Challenge => Keep the wording of each record exactly the same when you repeat it, and leave out pictures.

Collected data
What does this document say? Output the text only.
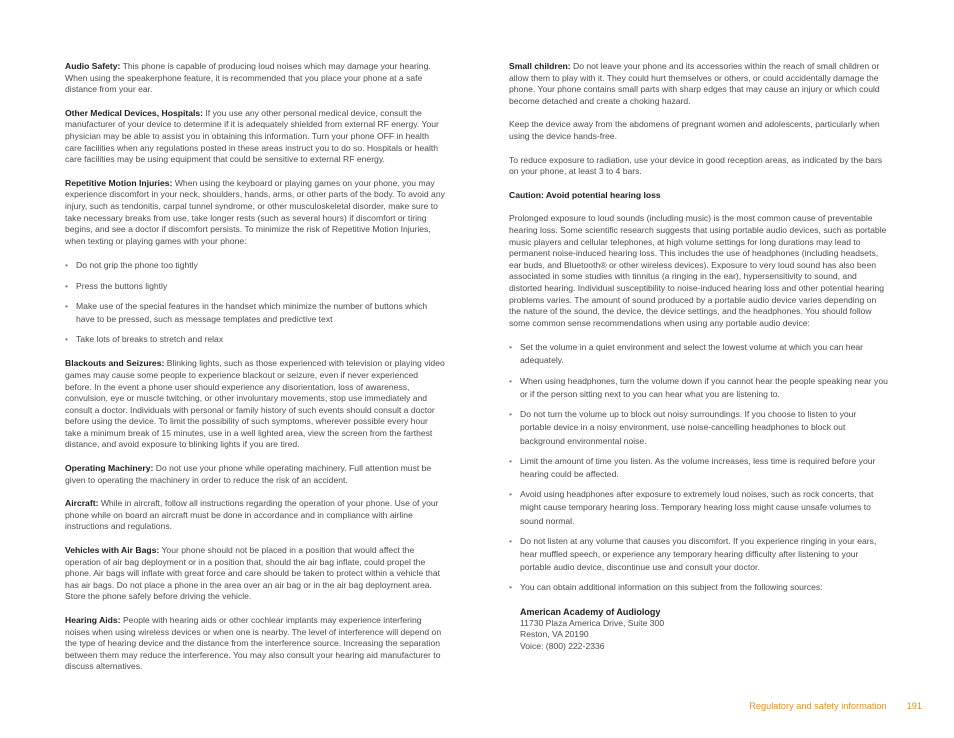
Audio Safety: This phone is capable of producing loud noises which may damage your hearing. When using the speakerphone feature, it is recommended that you place your phone at a safe distance from your ear.

Other Medical Devices, Hospitals: If you use any other personal medical device, consult the manufacturer of your device to determine if it is adequately shielded from external RF energy. Your physician may be able to assist you in obtaining this information. Turn your phone OFF in health care facilities when any regulations posted in these areas instruct you to do so. Hospitals or health care facilities may be using equipment that could be sensitive to external RF energy.

Repetitive Motion Injuries: When using the keyboard or playing games on your phone, you may experience discomfort in your neck, shoulders, hands, arms, or other parts of the body. To avoid any injury, such as tendonitis, carpal tunnel syndrome, or other musculoskeletal disorder, make sure to take necessary breaks from use, take longer rests (such as several hours) if discomfort or tiring begins, and see a doctor if discomfort persists. To minimize the risk of Repetitive Motion Injuries, when texting or playing games with your phone:

• Do not grip the phone too tightly
• Press the buttons lightly
• Make use of the special features in the handset which minimize the number of buttons which have to be pressed, such as message templates and predictive text
• Take lots of breaks to stretch and relax

Blackouts and Seizures: Blinking lights, such as those experienced with television or playing video games may cause some people to experience blackout or seizure, even if never experienced before. In the event a phone user should experience any disorientation, loss of awareness, convulsion, eye or muscle twitching, or other involuntary movements, stop use immediately and consult a doctor. Individuals with personal or family history of such events should consult a doctor before using the device. To limit the possibility of such symptoms, wherever possible every hour take a minimum break of 15 minutes, use in a well lighted area, view the screen from the farthest distance, and avoid exposure to blinking lights if you are tired.

Operating Machinery: Do not use your phone while operating machinery. Full attention must be given to operating the machinery in order to reduce the risk of an accident.

Aircraft: While in aircraft, follow all instructions regarding the operation of your phone. Use of your phone while on board an aircraft must be done in accordance and in compliance with airline instructions and regulations.

Vehicles with Air Bags: Your phone should not be placed in a position that would affect the operation of air bag deployment or in a position that, should the air bag inflate, could propel the phone. Air bags will inflate with great force and care should be taken to protect within a vehicle that has air bags. Do not place a phone in the area over an air bag or in the air bag deployment area. Store the phone safely before driving the vehicle.

Hearing Aids: People with hearing aids or other cochlear implants may experience interfering noises when using wireless devices or when one is nearby. The level of interference will depend on the type of hearing device and the distance from the interference source. Increasing the separation between them may reduce the interference. You may also consult your hearing aid manufacturer to discuss alternatives.

Small children: Do not leave your phone and its accessories within the reach of small children or allow them to play with it. They could hurt themselves or others, or could accidentally damage the phone. Your phone contains small parts with sharp edges that may cause an injury or which could become detached and create a choking hazard.

Keep the device away from the abdomens of pregnant women and adolescents, particularly when using the device hands-free.

To reduce exposure to radiation, use your device in good reception areas, as indicated by the bars on your phone, at least 3 to 4 bars.

Caution: Avoid potential hearing loss

Prolonged exposure to loud sounds (including music) is the most common cause of preventable hearing loss. Some scientific research suggests that using portable audio devices, such as portable music players and cellular telephones, at high volume settings for long durations may lead to permanent noise-induced hearing loss. This includes the use of headphones (including headsets, ear buds, and Bluetooth® or other wireless devices). Exposure to very loud sound has also been associated in some studies with tinnitus (a ringing in the ear), hypersensitivity to sound, and distorted hearing. Individual susceptibility to noise-induced hearing loss and other potential hearing problems varies. The amount of sound produced by a portable audio device varies depending on the nature of the sound, the device, the device settings, and the headphones. You should follow some common sense recommendations when using any portable audio device:

• Set the volume in a quiet environment and select the lowest volume at which you can hear adequately.
• When using headphones, turn the volume down if you cannot hear the people speaking near you or if the person sitting next to you can hear what you are listening to.
• Do not turn the volume up to block out noisy surroundings. If you choose to listen to your portable device in a noisy environment, use noise-cancelling headphones to block out background environmental noise.
• Limit the amount of time you listen. As the volume increases, less time is required before your hearing could be affected.
• Avoid using headphones after exposure to extremely loud noises, such as rock concerts, that might cause temporary hearing loss. Temporary hearing loss might cause unsafe volumes to sound normal.
• Do not listen at any volume that causes you discomfort. If you experience ringing in your ears, hear muffled speech, or experience any temporary hearing difficulty after listening to your portable audio device, discontinue use and consult your doctor.
• You can obtain additional information on this subject from the following sources:
American Academy of Audiology
11730 Plaza America Drive, Suite 300
Reston, VA 20190
Voice: (800) 222-2336
Regulatory and safety information 191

Worked solution =>
What does this document say? Output the text only.
Audio Safety: This phone is capable of producing loud noises which may damage your hearing. When using the speakerphone feature, it is recommended that you place your phone at a safe distance from your ear.

Other Medical Devices, Hospitals: If you use any other personal medical device, consult the manufacturer of your device to determine if it is adequately shielded from external RF energy. Your physician may be able to assist you in obtaining this information. Turn your phone OFF in health care facilities when any regulations posted in these areas instruct you to do so. Hospitals or health care facilities may be using equipment that could be sensitive to external RF energy.

Repetitive Motion Injuries: When using the keyboard or playing games on your phone, you may experience discomfort in your neck, shoulders, hands, arms, or other parts of the body. To avoid any injury, such as tendonitis, carpal tunnel syndrome, or other musculoskeletal disorder, make sure to take necessary breaks from use, take longer rests (such as several hours) if discomfort or tiring begins, and see a doctor if discomfort persists. To minimize the risk of Repetitive Motion Injuries, when texting or playing games with your phone:

• Do not grip the phone too tightly
• Press the buttons lightly
• Make use of the special features in the handset which minimize the number of buttons which have to be pressed, such as message templates and predictive text
• Take lots of breaks to stretch and relax

Blackouts and Seizures: Blinking lights, such as those experienced with television or playing video games may cause some people to experience blackout or seizure, even if never experienced before. In the event a phone user should experience any disorientation, loss of awareness, convulsion, eye or muscle twitching, or other involuntary movements, stop use immediately and consult a doctor. Individuals with personal or family history of such events should consult a doctor before using the device. To limit the possibility of such symptoms, wherever possible every hour take a minimum break of 15 minutes, use in a well lighted area, view the screen from the farthest distance, and avoid exposure to blinking lights if you are tired.

Operating Machinery: Do not use your phone while operating machinery. Full attention must be given to operating the machinery in order to reduce the risk of an accident.

Aircraft: While in aircraft, follow all instructions regarding the operation of your phone. Use of your phone while on board an aircraft must be done in accordance and in compliance with airline instructions and regulations.

Vehicles with Air Bags: Your phone should not be placed in a position that would affect the operation of air bag deployment or in a position that, should the air bag inflate, could propel the phone. Air bags will inflate with great force and care should be taken to protect within a vehicle that has air bags. Do not place a phone in the area over an air bag or in the air bag deployment area. Store the phone safely before driving the vehicle.

Hearing Aids: People with hearing aids or other cochlear implants may experience interfering noises when using wireless devices or when one is nearby. The level of interference will depend on the type of hearing device and the distance from the interference source. Increasing the separation between them may reduce the interference. You may also consult your hearing aid manufacturer to discuss alternatives.

Small children: Do not leave your phone and its accessories within the reach of small children or allow them to play with it. They could hurt themselves or others, or could accidentally damage the phone. Your phone contains small parts with sharp edges that may cause an injury or which could become detached and create a choking hazard.

Keep the device away from the abdomens of pregnant women and adolescents, particularly when using the device hands-free.

To reduce exposure to radiation, use your device in good reception areas, as indicated by the bars on your phone, at least 3 to 4 bars.

Caution: Avoid potential hearing loss

Prolonged exposure to loud sounds (including music) is the most common cause of preventable hearing loss. Some scientific research suggests that using portable audio devices, such as portable music players and cellular telephones, at high volume settings for long durations may lead to permanent noise-induced hearing loss. This includes the use of headphones (including headsets, ear buds, and Bluetooth® or other wireless devices). Exposure to very loud sound has also been associated in some studies with tinnitus (a ringing in the ear), hypersensitivity to sound, and distorted hearing. Individual susceptibility to noise-induced hearing loss and other potential hearing problems varies. The amount of sound produced by a portable audio device varies depending on the nature of the sound, the device, the device settings, and the headphones. You should follow some common sense recommendations when using any portable audio device:

• Set the volume in a quiet environment and select the lowest volume at which you can hear adequately.
• When using headphones, turn the volume down if you cannot hear the people speaking near you or if the person sitting next to you can hear what you are listening to.
• Do not turn the volume up to block out noisy surroundings. If you choose to listen to your portable device in a noisy environment, use noise-cancelling headphones to block out background environmental noise.
• Limit the amount of time you listen. As the volume increases, less time is required before your hearing could be affected.
• Avoid using headphones after exposure to extremely loud noises, such as rock concerts, that might cause temporary hearing loss. Temporary hearing loss might cause unsafe volumes to sound normal.
• Do not listen at any volume that causes you discomfort. If you experience ringing in your ears, hear muffled speech, or experience any temporary hearing difficulty after listening to your portable audio device, discontinue use and consult your doctor.
• You can obtain additional information on this subject from the following sources:
American Academy of Audiology
11730 Plaza America Drive, Suite 300
Reston, VA 20190
Voice: (800) 222-2336
Regulatory and safety information 191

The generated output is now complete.